• What you will do:
Please give the data below again in full, exactly as it stands.

Data records below:

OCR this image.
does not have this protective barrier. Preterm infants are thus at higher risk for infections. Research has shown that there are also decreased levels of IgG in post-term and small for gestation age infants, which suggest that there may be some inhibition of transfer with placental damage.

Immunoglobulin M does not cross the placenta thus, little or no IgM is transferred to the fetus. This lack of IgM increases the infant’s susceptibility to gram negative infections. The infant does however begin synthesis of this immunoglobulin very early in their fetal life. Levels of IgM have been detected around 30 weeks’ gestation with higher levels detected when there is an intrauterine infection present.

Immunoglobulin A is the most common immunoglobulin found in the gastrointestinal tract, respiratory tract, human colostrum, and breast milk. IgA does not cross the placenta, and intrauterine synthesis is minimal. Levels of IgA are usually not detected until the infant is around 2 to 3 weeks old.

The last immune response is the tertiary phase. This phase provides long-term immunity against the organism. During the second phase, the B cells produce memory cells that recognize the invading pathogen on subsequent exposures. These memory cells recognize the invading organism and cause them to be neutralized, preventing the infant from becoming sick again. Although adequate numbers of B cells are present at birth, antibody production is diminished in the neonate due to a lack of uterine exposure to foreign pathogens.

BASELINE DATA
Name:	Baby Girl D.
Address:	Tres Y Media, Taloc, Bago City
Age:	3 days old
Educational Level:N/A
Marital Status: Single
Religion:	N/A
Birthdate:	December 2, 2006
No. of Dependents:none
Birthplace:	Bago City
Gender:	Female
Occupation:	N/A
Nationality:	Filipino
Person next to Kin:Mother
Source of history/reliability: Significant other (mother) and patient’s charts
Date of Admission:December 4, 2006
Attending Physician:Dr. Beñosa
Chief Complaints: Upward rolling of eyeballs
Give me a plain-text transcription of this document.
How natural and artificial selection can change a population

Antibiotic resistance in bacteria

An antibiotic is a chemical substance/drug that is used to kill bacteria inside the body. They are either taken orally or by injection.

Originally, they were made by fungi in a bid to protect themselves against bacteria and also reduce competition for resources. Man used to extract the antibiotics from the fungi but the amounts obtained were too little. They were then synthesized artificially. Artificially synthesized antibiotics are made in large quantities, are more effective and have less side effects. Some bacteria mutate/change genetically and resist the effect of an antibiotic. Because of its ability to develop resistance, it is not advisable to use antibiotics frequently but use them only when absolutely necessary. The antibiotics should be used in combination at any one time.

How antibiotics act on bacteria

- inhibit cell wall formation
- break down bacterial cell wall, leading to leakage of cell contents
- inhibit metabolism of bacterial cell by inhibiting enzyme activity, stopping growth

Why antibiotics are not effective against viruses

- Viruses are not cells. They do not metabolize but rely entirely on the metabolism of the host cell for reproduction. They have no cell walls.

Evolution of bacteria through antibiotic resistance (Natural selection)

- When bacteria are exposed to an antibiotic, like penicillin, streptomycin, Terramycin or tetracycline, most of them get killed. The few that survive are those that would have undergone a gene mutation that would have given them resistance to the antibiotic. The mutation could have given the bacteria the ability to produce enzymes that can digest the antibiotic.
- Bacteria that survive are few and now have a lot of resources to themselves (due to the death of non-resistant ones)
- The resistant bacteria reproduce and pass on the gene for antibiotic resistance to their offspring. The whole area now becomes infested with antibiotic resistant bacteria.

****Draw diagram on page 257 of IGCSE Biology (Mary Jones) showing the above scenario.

End of Data records.

• Expected answer:
OCR this image.
does not have this protective barrier. Preterm infants are thus at higher risk for infections. Research has shown that there are also decreased levels of IgG in post-term and small for gestation age infants, which suggest that there may be some inhibition of transfer with placental damage.

Immunoglobulin M does not cross the placenta thus, little or no IgM is transferred to the fetus. This lack of IgM increases the infant’s susceptibility to gram negative infections. The infant does however begin synthesis of this immunoglobulin very early in their fetal life. Levels of IgM have been detected around 30 weeks’ gestation with higher levels detected when there is an intrauterine infection present.

Immunoglobulin A is the most common immunoglobulin found in the gastrointestinal tract, respiratory tract, human colostrum, and breast milk. IgA does not cross the placenta, and intrauterine synthesis is minimal. Levels of IgA are usually not detected until the infant is around 2 to 3 weeks old.

The last immune response is the tertiary phase. This phase provides long-term immunity against the organism. During the second phase, the B cells produce memory cells that recognize the invading pathogen on subsequent exposures. These memory cells recognize the invading organism and cause them to be neutralized, preventing the infant from becoming sick again. Although adequate numbers of B cells are present at birth, antibody production is diminished in the neonate due to a lack of uterine exposure to foreign pathogens.

BASELINE DATA
Name:	Baby Girl D.
Address:	Tres Y Media, Taloc, Bago City
Age:	3 days old
Educational Level:N/A
Marital Status: Single
Religion:	N/A
Birthdate:	December 2, 2006
No. of Dependents:none
Birthplace:	Bago City
Gender:	Female
Occupation:	N/A
Nationality:	Filipino
Person next to Kin:Mother
Source of history/reliability: Significant other (mother) and patient’s charts
Date of Admission:December 4, 2006
Attending Physician:Dr. Beñosa
Chief Complaints: Upward rolling of eyeballs
Give me a plain-text transcription of this document.
How natural and artificial selection can change a population

Antibiotic resistance in bacteria

An antibiotic is a chemical substance/drug that is used to kill bacteria inside the body. They are either taken orally or by injection.

Originally, they were made by fungi in a bid to protect themselves against bacteria and also reduce competition for resources. Man used to extract the antibiotics from the fungi but the amounts obtained were too little. They were then synthesized artificially. Artificially synthesized antibiotics are made in large quantities, are more effective and have less side effects. Some bacteria mutate/change genetically and resist the effect of an antibiotic. Because of its ability to develop resistance, it is not advisable to use antibiotics frequently but use them only when absolutely necessary. The antibiotics should be used in combination at any one time.

How antibiotics act on bacteria

- inhibit cell wall formation
- break down bacterial cell wall, leading to leakage of cell contents
- inhibit metabolism of bacterial cell by inhibiting enzyme activity, stopping growth

Why antibiotics are not effective against viruses

- Viruses are not cells. They do not metabolize but rely entirely on the metabolism of the host cell for reproduction. They have no cell walls.

Evolution of bacteria through antibiotic resistance (Natural selection)

- When bacteria are exposed to an antibiotic, like penicillin, streptomycin, Terramycin or tetracycline, most of them get killed. The few that survive are those that would have undergone a gene mutation that would have given them resistance to the antibiotic. The mutation could have given the bacteria the ability to produce enzymes that can digest the antibiotic.
- Bacteria that survive are few and now have a lot of resources to themselves (due to the death of non-resistant ones)
- The resistant bacteria reproduce and pass on the gene for antibiotic resistance to their offspring. The whole area now becomes infested with antibiotic resistant bacteria.

****Draw diagram on page 257 of IGCSE Biology (Mary Jones) showing the above scenario.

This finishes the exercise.